EXERCISE INSTRUCTIONS :: Show every line of the records below that contains the word "this".

──────── INPUT MATERIAL ────────

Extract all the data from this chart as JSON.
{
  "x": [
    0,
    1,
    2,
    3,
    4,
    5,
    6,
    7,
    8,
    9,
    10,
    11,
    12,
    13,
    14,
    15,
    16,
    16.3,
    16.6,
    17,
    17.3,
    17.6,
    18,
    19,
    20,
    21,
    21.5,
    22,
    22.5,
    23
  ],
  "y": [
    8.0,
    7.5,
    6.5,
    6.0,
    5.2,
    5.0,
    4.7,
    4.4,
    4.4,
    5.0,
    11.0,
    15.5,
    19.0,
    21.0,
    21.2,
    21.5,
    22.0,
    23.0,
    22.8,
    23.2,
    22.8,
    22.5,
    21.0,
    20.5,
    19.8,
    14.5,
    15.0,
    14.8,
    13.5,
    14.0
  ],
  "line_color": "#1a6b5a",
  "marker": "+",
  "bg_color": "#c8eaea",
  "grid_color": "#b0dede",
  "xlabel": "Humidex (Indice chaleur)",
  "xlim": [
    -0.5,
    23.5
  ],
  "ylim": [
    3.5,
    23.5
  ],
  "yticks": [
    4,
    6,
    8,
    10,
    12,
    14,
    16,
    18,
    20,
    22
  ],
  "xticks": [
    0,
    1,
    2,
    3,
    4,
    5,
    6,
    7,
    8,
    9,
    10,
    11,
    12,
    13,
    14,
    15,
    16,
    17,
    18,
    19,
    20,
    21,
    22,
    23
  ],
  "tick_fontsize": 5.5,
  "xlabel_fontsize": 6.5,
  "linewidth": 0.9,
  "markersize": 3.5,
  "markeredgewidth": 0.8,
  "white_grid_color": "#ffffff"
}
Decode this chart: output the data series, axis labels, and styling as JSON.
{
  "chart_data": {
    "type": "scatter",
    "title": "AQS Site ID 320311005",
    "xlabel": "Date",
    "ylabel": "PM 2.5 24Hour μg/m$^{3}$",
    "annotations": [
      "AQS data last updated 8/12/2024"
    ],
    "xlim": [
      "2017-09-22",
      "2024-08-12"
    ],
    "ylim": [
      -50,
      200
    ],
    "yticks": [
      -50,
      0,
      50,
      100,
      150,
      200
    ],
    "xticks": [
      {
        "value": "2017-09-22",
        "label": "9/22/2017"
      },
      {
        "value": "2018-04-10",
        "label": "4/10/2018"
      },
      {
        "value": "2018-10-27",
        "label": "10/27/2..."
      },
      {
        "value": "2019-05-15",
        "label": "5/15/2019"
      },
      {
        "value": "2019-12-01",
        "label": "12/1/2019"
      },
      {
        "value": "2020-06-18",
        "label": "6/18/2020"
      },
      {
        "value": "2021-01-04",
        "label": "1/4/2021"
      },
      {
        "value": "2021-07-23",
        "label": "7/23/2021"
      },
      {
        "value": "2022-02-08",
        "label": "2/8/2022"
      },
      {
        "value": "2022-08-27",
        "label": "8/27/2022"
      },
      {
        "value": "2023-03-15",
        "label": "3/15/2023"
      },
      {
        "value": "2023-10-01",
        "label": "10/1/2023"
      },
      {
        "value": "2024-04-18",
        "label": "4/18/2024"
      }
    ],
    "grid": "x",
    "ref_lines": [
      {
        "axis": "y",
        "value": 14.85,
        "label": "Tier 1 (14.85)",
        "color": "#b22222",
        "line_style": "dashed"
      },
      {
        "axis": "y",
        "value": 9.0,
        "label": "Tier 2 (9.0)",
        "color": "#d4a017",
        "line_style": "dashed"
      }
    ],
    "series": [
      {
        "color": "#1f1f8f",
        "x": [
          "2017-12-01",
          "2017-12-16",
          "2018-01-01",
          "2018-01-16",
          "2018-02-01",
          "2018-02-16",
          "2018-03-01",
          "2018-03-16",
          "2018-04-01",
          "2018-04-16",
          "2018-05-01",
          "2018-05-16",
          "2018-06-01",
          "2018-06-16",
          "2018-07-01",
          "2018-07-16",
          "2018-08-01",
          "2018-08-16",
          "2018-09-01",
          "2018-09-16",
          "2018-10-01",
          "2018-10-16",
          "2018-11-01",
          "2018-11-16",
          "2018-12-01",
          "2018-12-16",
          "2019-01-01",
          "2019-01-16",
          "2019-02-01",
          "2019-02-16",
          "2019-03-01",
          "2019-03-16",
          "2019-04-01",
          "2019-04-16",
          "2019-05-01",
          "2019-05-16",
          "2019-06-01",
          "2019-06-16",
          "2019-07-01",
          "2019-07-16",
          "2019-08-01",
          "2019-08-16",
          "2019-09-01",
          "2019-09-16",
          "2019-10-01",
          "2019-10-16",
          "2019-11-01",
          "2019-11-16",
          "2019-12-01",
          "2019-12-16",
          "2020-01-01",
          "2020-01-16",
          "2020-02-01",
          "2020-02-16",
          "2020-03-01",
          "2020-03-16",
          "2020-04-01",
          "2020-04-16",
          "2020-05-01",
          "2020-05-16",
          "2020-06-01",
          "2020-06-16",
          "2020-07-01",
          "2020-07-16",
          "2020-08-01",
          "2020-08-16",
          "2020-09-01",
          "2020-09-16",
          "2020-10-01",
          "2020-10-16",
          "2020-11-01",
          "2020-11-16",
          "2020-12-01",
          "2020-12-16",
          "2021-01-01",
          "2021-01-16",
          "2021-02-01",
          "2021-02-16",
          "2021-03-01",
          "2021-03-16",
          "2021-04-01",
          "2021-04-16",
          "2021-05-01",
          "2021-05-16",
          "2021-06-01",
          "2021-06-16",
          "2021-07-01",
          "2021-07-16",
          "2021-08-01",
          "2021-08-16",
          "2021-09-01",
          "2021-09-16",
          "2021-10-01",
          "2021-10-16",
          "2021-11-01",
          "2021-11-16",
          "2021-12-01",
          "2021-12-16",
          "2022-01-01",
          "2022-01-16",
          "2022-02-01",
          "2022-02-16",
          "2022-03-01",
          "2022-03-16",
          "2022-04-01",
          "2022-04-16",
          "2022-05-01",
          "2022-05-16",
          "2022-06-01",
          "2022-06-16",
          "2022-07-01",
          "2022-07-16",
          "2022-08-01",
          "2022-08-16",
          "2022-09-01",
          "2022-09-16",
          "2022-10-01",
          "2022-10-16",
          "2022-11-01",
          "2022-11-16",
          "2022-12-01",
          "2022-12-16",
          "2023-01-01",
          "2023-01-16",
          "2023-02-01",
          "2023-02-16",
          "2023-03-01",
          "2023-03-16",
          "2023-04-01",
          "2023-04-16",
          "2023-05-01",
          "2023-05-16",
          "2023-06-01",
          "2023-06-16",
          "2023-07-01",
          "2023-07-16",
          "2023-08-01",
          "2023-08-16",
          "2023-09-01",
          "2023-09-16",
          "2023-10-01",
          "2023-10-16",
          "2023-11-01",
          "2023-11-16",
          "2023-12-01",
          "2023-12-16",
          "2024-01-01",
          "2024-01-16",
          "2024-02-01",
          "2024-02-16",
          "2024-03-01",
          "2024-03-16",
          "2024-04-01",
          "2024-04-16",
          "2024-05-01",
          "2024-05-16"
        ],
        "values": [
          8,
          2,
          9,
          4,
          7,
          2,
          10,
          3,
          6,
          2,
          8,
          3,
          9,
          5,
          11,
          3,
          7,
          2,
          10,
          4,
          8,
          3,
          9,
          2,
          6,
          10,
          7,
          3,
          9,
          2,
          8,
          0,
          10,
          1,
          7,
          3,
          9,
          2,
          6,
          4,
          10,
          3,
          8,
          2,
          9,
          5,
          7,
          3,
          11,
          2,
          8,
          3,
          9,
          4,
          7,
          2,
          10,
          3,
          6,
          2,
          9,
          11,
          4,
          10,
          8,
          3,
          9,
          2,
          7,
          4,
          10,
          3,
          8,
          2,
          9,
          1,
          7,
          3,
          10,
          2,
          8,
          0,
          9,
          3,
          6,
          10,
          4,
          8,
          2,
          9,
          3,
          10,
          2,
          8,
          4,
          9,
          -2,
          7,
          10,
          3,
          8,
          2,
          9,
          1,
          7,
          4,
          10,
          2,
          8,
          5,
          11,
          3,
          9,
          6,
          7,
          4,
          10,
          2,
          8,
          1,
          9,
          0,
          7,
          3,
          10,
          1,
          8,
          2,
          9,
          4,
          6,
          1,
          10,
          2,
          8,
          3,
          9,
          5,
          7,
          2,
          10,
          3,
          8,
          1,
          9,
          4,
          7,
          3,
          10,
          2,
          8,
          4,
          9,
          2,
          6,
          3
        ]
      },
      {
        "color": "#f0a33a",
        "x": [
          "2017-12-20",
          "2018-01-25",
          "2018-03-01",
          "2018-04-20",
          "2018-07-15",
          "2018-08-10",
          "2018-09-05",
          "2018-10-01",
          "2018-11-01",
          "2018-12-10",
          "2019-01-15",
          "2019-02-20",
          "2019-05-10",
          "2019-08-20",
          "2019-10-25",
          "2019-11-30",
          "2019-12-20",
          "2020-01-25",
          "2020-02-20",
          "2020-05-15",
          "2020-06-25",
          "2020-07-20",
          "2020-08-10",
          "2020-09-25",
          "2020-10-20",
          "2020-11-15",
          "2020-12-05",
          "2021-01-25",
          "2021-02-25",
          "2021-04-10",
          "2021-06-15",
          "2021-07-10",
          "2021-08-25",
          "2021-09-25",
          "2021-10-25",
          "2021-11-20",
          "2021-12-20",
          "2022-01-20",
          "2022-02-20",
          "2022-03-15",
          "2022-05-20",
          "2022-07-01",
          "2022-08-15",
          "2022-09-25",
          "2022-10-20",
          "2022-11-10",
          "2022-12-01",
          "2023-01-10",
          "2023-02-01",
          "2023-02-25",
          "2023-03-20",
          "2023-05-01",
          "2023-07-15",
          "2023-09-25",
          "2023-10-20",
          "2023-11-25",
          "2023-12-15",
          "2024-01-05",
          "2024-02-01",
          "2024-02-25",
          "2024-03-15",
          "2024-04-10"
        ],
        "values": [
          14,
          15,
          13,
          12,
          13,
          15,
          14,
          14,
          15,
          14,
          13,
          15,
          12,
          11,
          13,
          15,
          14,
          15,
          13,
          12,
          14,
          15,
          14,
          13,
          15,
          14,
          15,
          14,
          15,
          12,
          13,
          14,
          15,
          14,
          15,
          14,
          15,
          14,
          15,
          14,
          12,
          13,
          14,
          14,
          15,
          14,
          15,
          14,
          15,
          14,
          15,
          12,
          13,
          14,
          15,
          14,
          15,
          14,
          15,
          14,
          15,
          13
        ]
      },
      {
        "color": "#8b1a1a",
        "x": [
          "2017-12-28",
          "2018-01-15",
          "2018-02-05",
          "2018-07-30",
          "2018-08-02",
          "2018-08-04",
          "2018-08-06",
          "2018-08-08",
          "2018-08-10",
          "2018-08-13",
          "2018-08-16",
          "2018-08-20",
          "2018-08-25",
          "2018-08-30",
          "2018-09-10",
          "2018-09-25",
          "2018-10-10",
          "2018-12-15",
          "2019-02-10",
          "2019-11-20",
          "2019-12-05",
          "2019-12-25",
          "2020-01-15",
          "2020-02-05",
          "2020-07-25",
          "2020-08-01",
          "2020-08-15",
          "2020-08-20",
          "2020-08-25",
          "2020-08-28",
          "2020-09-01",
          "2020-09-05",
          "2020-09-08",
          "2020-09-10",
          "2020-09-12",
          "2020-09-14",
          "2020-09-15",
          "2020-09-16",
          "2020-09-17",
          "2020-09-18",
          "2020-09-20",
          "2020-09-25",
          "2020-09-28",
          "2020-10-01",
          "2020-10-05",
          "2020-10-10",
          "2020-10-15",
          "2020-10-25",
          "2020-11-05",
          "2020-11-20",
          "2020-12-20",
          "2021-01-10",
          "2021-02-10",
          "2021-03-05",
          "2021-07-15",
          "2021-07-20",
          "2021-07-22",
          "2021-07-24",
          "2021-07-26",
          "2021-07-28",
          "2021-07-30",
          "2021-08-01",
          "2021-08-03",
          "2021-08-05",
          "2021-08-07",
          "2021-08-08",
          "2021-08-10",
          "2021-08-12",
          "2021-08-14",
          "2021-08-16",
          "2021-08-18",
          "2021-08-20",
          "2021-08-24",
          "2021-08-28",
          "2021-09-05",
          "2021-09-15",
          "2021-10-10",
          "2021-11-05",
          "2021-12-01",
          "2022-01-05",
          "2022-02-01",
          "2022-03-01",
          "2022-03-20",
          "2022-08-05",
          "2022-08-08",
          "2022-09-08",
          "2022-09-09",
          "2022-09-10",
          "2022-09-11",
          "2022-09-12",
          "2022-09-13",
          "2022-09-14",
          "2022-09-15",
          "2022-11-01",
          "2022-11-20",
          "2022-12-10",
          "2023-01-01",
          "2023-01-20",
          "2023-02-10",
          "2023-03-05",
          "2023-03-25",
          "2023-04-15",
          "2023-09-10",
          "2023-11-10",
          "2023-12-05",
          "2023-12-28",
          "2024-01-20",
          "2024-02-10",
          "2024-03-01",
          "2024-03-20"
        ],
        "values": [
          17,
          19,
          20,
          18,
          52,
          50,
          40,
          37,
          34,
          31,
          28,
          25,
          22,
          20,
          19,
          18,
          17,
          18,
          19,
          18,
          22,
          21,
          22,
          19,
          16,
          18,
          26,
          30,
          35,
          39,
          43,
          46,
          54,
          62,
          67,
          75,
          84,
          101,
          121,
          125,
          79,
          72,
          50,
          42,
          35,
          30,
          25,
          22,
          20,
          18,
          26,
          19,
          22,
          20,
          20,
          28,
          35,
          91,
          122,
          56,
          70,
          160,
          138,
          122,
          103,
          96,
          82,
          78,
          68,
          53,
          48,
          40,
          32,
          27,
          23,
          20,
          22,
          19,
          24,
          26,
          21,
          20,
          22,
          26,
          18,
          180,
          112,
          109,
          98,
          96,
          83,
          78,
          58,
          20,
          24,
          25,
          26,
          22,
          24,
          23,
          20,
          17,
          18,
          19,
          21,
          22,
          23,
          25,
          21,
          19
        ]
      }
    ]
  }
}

────────

RESULT BELOW ::
Extract all the data from this chart as JSON.
Decode this chart: output the data series, axis labels, and styling as JSON.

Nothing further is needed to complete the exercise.